• [What to produce]:
Find the word "pivots" in the data. Return every line where it appears.

Saved data entries:

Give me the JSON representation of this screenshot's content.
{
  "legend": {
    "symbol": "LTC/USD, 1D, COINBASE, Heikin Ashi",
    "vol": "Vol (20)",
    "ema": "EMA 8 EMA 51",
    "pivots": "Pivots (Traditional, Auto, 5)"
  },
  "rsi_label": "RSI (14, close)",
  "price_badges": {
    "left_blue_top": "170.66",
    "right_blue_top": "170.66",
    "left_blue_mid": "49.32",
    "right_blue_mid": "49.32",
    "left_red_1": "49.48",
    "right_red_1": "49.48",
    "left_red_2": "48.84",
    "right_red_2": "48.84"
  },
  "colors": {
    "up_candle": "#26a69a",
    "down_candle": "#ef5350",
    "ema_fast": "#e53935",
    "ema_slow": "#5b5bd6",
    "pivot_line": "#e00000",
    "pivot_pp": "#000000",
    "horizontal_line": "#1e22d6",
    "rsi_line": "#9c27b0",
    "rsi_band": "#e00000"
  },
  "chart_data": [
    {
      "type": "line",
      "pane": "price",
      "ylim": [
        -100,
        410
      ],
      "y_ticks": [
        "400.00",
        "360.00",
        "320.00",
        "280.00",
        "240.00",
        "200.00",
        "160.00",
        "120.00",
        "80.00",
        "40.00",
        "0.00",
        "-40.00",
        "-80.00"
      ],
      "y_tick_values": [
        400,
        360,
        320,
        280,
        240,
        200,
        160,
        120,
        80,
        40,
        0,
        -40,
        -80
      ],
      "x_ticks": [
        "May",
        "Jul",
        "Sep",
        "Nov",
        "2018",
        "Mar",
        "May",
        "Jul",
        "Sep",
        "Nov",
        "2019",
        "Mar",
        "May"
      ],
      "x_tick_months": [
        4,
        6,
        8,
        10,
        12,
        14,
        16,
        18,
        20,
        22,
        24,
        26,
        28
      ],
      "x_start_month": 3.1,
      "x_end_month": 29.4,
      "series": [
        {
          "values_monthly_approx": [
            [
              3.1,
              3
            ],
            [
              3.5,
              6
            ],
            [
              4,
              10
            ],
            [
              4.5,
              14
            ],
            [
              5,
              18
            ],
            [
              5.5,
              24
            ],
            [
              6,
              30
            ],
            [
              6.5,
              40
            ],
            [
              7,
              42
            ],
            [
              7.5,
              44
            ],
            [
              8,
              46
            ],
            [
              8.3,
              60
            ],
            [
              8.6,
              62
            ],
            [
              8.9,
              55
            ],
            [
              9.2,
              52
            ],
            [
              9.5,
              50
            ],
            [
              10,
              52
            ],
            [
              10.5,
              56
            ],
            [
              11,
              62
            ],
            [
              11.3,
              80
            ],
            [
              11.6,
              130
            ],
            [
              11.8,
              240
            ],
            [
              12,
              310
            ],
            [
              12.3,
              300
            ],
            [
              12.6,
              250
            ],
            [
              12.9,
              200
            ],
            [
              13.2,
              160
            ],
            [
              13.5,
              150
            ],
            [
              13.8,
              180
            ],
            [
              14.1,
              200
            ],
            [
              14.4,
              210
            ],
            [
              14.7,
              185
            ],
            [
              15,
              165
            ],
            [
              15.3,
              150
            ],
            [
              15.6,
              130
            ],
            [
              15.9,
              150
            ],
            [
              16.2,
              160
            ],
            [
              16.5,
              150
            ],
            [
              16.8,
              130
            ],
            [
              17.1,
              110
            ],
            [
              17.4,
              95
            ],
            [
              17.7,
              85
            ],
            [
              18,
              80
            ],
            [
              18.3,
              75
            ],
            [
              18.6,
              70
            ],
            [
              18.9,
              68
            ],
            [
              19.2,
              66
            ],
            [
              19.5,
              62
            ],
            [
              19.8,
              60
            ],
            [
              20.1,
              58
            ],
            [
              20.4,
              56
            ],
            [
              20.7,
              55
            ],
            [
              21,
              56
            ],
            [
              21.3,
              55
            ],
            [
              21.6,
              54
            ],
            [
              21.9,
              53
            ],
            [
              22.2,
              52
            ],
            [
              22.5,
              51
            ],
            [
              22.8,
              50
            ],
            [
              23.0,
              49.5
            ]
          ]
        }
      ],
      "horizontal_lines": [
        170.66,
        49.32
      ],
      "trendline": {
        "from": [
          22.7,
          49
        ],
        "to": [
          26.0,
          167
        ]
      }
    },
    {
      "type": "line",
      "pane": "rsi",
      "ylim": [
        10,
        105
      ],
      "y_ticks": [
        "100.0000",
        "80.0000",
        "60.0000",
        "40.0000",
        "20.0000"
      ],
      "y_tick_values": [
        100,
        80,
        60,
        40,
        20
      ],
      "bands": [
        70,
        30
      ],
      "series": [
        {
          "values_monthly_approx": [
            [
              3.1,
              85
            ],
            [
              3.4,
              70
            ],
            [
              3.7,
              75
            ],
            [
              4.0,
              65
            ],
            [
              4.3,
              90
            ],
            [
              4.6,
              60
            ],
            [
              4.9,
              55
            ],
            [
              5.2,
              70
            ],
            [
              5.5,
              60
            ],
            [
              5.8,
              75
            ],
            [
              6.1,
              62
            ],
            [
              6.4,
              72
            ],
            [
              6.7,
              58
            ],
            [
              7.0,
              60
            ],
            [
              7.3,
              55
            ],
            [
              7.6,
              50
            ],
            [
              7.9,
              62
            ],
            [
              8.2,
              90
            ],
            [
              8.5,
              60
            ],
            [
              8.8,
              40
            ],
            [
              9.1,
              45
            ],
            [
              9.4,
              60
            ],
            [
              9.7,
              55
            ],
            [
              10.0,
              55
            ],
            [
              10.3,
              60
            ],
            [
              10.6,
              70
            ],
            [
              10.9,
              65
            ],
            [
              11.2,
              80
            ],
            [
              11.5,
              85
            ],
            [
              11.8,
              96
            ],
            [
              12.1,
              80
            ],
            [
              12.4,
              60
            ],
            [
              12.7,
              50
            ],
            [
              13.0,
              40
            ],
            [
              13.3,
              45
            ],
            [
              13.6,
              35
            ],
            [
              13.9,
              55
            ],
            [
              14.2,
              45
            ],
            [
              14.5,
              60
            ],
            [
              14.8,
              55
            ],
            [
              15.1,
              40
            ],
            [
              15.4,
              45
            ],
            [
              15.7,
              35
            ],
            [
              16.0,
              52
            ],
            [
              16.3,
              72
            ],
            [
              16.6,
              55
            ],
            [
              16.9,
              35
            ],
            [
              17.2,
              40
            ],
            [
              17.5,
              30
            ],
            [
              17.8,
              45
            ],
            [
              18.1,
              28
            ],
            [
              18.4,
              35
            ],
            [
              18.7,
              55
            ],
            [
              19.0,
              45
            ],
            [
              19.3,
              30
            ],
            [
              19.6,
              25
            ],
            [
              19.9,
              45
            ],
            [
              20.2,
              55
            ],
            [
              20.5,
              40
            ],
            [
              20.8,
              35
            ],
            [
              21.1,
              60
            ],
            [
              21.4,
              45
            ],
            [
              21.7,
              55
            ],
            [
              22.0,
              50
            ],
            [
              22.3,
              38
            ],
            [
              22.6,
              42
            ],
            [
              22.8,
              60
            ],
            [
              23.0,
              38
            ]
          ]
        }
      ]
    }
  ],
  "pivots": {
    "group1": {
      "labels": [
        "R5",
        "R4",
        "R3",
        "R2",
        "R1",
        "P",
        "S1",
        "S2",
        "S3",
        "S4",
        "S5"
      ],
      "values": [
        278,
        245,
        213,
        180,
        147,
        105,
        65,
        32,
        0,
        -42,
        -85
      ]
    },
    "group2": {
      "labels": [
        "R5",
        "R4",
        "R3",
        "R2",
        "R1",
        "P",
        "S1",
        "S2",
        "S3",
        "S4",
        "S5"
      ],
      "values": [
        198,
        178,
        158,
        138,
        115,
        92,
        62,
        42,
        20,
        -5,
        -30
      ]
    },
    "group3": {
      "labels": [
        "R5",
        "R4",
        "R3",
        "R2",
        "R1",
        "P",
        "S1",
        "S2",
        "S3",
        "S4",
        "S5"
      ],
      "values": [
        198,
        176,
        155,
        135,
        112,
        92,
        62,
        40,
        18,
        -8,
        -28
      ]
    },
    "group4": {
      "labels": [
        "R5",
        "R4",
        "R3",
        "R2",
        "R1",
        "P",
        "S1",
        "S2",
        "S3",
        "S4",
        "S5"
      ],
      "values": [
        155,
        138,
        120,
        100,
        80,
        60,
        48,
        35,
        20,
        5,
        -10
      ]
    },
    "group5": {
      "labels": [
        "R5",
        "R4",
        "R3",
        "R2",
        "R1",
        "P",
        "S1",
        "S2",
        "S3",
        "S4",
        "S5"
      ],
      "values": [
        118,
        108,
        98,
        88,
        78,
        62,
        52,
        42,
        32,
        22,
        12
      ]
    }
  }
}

• [Answer to the exercise]:
    "pivots": "Pivots (Traditional, Auto, 5)"
  "pivots": {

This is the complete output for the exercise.